(PROBLEM SET)
1. In the passage about a childhood fear of hell, where did almost all of the narrator's memories of talking with their father take place?
2. From the passage about a childhood fear of hell, print the part starting with "they are precious" and going on through "get into heaven?".

(PASSAGE PROVIDED)
Hell was a scary idea to me, even as a very young child. It didn't make complete sense to me. In Sunday school class we sang songs about Jesus.



Jesus loves me, this I know

for the Bible tells me so.



Jesus loves the little children.

All the children of the world.

Red and Yellow Black and White

they are precious in His sight



But God did not seem as loving as Jesus. I figured God knows everything, God knows us better than Jesus and that's why God wants to send us to hell and Jesus wants to save us. The older I got the more stuff I did in secret or in my mind, and imagining God knew about all that stuff made me sure that sooner or later I was going swimming in the lake of fire.



I can remember talking to my daddy once, he was driving a car, I was sitting beside him in the front seat. Throughout my childhood, almost all of my memories of talking with my father took place when we were in the car together, just me and him, and he would talk with me as we drove.



I must asked him something like, Is it true that you have to be a member of the church of Christ to get into heaven?



It's true, my father said, but not because we say so, but because the Bible tells you what you must do to be saved. The church of Christ only does what the Bible says, and so if you do what the Bible says, you are automatically in the church of Christ.



I tried to follow this logic.



But I know kids at school, and at least some of them were good people, I said.



It's not enough to just be a good person, my daddy told me. You have to obey God's word, and only then can you be saved.

(MATERIAL)

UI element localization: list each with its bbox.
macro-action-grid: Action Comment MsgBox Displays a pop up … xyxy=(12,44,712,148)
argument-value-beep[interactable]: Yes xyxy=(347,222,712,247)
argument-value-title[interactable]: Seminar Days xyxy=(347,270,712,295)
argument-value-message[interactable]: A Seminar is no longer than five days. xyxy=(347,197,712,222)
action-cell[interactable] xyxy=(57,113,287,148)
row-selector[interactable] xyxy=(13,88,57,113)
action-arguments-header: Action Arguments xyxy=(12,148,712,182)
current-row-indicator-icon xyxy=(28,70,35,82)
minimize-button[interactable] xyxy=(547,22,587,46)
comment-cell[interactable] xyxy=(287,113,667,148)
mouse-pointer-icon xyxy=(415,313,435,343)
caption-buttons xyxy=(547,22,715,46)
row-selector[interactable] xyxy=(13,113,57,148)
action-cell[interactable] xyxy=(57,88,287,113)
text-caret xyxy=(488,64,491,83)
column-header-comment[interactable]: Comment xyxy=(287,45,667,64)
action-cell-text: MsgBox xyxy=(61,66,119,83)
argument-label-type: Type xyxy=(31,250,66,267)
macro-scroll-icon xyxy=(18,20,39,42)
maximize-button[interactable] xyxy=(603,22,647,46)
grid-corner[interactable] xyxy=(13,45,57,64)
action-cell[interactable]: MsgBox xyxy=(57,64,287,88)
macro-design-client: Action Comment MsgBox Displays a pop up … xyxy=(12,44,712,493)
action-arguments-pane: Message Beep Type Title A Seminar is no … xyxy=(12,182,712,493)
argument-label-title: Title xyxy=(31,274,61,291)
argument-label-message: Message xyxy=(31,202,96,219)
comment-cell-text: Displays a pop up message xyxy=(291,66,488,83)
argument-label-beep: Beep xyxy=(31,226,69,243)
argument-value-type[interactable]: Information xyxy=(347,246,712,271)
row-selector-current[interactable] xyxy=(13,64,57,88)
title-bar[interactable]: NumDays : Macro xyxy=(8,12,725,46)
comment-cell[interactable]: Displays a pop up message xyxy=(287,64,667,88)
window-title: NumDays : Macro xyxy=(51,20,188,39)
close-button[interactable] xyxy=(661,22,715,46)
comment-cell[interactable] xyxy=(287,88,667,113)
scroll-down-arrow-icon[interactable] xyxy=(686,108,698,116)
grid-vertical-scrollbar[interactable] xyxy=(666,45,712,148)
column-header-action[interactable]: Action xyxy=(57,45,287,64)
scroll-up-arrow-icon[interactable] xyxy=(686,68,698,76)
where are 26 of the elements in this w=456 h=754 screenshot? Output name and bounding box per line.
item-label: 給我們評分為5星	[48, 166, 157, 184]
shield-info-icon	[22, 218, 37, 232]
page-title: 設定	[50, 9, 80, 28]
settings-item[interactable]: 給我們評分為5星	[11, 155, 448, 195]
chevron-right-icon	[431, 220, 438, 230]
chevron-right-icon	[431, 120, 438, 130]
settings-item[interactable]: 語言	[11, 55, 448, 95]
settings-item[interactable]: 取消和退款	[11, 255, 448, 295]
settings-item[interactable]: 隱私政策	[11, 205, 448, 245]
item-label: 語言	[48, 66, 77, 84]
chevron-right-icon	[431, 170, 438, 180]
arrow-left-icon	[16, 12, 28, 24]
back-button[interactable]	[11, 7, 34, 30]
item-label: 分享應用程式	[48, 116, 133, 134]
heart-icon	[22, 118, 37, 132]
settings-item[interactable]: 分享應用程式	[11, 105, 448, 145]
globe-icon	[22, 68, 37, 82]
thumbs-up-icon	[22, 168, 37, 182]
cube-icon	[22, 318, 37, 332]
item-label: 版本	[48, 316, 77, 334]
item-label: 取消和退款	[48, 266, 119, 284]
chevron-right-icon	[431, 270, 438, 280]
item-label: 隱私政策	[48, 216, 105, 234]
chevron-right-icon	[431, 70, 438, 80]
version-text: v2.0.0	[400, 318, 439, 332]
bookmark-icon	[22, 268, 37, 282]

(SOLUTIONS PER TASK)
1. In the car, when the narrator and their father were alone together.

2.
they are precious in His sight



But God did not seem as loving as Jesus. I figured God knows everything, God knows us better than Jesus and that's why God wants to send us to hell and Jesus wants to save us. The older I got the more stuff I did in secret or in my mind, and imagining God knew about all that stuff made me sure that sooner or later I was going swimming in the lake of fire.



I can remember talking to my daddy once, he was driving a car, I was sitting beside him in the front seat. Throughout my childhood, almost all of my memories of talking with my father took place when we were in the car together, just me and him, and he would talk with me as we drove.



I must asked him something like, Is it true that you have to be a member of the church of Christ to get into heaven?